Your task -
From the records below, pull each line that has "ylabel".

════════

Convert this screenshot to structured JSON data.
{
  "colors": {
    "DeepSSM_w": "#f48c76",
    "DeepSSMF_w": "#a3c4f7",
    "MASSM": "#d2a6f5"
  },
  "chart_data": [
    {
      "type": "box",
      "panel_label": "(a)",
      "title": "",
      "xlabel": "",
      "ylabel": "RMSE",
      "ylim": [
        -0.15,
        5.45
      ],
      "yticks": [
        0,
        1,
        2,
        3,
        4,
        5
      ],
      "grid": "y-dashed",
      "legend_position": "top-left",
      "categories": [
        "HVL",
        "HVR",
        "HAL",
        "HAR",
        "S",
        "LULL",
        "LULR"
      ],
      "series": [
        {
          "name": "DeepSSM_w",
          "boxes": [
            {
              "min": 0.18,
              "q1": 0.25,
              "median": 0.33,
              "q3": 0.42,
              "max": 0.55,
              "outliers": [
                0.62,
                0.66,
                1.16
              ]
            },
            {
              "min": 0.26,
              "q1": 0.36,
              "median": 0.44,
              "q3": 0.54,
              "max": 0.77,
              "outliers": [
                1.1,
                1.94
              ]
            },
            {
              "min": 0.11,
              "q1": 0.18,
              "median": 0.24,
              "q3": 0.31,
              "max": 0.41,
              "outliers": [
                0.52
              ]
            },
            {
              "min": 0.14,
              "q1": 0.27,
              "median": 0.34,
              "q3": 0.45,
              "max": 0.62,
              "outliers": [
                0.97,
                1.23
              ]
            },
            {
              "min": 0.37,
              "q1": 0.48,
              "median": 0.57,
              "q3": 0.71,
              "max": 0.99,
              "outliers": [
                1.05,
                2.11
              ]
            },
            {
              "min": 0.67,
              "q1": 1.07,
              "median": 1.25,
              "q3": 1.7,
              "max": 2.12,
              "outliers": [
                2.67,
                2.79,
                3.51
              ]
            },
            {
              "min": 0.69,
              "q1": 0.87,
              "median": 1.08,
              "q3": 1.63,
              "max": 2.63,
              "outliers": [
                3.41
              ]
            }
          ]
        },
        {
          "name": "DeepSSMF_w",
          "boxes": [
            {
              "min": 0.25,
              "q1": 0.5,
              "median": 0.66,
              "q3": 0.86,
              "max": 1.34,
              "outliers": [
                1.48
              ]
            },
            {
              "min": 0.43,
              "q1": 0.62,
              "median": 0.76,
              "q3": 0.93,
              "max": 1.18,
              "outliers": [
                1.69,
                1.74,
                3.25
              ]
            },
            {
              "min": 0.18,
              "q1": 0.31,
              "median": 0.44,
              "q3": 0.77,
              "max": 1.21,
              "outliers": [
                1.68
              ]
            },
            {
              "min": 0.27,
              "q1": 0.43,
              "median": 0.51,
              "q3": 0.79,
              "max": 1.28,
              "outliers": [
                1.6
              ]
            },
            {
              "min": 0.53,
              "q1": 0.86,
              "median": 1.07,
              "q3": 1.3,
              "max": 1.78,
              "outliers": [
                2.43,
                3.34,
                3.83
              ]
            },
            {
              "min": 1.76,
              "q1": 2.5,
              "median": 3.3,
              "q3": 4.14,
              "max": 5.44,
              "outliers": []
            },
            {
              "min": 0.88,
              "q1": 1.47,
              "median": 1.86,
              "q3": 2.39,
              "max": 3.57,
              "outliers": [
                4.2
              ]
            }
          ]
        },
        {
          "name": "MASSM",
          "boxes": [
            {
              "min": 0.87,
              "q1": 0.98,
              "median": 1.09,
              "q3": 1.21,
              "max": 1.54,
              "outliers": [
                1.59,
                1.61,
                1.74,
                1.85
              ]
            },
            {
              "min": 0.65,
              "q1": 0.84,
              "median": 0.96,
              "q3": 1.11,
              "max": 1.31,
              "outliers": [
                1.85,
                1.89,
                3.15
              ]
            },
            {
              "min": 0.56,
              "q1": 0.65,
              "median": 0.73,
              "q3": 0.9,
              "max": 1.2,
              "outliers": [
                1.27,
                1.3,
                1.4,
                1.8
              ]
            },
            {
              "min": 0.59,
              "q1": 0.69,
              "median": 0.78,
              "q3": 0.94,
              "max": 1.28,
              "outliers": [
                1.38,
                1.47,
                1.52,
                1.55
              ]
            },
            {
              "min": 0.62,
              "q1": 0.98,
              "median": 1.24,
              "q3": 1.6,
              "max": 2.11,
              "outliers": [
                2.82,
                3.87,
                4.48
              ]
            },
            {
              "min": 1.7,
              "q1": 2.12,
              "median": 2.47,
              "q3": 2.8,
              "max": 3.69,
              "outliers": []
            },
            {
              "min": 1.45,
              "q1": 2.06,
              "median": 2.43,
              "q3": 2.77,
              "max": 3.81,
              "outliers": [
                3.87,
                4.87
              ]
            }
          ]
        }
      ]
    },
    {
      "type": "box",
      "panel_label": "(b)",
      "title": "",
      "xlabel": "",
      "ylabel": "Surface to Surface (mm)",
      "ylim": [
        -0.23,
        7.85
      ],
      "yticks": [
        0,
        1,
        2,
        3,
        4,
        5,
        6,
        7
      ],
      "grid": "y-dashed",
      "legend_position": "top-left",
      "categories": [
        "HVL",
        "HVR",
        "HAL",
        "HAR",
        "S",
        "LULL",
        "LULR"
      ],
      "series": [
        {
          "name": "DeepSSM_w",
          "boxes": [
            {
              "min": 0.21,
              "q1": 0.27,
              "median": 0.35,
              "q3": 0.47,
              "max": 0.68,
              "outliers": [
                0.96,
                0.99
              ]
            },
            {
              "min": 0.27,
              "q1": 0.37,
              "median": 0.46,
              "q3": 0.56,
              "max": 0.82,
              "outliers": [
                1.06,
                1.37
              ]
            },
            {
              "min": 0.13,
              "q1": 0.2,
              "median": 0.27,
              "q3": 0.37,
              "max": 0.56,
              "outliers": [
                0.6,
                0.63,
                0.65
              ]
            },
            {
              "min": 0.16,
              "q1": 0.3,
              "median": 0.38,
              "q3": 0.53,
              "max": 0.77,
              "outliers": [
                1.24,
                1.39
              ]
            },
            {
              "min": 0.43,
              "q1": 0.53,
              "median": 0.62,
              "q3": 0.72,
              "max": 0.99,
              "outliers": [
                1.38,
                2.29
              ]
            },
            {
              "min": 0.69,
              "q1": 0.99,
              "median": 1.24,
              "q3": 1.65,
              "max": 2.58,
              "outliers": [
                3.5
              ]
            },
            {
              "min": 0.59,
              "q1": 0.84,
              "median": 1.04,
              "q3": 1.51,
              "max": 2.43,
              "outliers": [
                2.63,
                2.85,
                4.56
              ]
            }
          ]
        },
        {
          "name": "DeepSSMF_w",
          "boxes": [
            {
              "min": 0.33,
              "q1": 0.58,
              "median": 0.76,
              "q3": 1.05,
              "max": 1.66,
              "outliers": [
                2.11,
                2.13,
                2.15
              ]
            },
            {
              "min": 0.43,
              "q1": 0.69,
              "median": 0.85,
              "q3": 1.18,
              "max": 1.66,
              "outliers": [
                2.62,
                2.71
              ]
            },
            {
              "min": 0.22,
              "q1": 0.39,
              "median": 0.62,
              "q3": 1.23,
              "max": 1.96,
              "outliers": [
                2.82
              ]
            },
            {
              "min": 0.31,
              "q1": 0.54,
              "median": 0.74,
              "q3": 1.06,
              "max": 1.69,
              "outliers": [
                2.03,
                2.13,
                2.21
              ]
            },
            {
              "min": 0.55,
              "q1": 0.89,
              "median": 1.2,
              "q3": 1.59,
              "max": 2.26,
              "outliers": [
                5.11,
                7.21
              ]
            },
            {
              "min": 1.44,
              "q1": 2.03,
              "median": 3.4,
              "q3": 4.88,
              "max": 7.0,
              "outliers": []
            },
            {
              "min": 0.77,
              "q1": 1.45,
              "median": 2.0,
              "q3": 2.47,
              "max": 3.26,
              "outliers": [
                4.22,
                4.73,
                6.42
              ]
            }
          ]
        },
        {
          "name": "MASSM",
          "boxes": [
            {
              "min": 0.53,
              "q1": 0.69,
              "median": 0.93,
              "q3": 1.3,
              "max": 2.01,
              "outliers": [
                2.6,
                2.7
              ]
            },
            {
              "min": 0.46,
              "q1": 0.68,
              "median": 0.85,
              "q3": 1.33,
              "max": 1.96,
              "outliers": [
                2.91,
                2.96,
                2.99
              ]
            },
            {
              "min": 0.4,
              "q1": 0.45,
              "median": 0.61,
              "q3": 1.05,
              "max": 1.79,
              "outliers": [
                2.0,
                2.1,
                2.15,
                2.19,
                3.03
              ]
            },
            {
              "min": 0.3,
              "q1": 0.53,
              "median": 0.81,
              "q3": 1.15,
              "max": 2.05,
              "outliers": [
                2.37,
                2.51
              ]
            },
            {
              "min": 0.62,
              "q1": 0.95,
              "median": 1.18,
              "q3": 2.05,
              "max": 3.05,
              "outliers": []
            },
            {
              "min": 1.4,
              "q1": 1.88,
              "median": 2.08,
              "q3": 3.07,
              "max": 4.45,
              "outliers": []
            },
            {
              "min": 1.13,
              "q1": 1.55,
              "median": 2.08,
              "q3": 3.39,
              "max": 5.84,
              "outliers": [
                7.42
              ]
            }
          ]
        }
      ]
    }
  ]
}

════════

Written reply -
      "ylabel": "RMSE",
      "ylabel": "Surface to Surface (mm)",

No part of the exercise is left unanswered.